> [Exercise aim]
Please report every line from the material that contains the word "text".

> [Provided entries]
____
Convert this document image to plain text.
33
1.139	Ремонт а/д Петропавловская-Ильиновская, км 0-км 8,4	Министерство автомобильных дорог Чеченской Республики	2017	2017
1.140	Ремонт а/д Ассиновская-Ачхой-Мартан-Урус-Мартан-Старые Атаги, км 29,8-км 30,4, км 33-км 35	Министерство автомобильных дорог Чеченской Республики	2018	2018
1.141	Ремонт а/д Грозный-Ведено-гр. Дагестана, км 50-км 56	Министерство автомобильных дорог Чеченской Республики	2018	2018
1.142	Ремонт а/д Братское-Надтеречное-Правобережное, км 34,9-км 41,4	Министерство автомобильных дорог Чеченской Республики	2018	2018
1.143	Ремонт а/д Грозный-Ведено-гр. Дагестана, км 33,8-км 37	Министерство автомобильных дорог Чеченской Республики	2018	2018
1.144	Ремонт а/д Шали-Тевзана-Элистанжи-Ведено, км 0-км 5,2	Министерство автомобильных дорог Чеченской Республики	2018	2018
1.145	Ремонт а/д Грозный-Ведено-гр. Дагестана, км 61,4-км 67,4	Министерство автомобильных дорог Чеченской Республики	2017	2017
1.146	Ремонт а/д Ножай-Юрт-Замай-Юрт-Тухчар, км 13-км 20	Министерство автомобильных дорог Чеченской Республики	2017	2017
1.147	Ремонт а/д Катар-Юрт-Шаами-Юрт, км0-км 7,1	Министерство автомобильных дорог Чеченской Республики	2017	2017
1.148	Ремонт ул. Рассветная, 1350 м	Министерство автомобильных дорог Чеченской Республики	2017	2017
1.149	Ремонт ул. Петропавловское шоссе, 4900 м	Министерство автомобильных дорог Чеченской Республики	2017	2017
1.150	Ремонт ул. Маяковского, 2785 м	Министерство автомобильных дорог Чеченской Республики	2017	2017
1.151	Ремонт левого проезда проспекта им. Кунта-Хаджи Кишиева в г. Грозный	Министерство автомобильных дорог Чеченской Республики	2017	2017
____
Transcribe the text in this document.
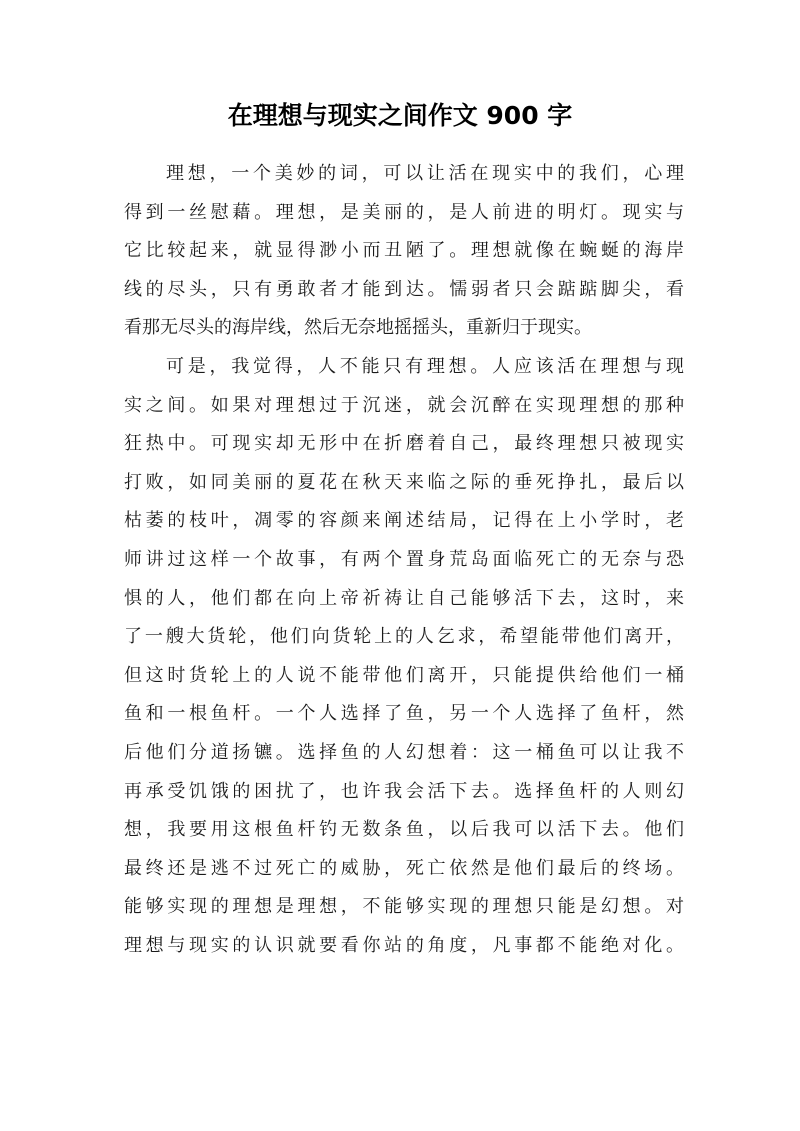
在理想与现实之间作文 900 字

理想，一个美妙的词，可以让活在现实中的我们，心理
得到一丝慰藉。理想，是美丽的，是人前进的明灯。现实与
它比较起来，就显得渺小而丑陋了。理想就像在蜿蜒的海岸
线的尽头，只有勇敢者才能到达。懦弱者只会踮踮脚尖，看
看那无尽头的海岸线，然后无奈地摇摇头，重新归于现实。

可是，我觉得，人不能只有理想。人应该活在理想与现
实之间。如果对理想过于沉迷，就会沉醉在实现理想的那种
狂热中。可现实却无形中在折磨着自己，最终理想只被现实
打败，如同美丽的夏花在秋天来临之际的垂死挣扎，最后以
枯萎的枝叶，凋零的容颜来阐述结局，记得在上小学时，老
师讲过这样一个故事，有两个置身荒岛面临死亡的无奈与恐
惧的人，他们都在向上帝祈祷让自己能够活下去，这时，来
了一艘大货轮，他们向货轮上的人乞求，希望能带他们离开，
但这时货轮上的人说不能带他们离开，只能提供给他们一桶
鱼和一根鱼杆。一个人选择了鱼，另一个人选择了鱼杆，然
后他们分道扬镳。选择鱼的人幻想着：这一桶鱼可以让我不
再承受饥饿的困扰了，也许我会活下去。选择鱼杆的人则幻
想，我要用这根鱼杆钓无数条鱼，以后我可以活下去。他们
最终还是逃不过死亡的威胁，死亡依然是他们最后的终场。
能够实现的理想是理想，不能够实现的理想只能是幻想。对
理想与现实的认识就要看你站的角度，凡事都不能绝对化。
____
> [Response to this exercise]
Convert this document image to plain text.
Transcribe the text in this document.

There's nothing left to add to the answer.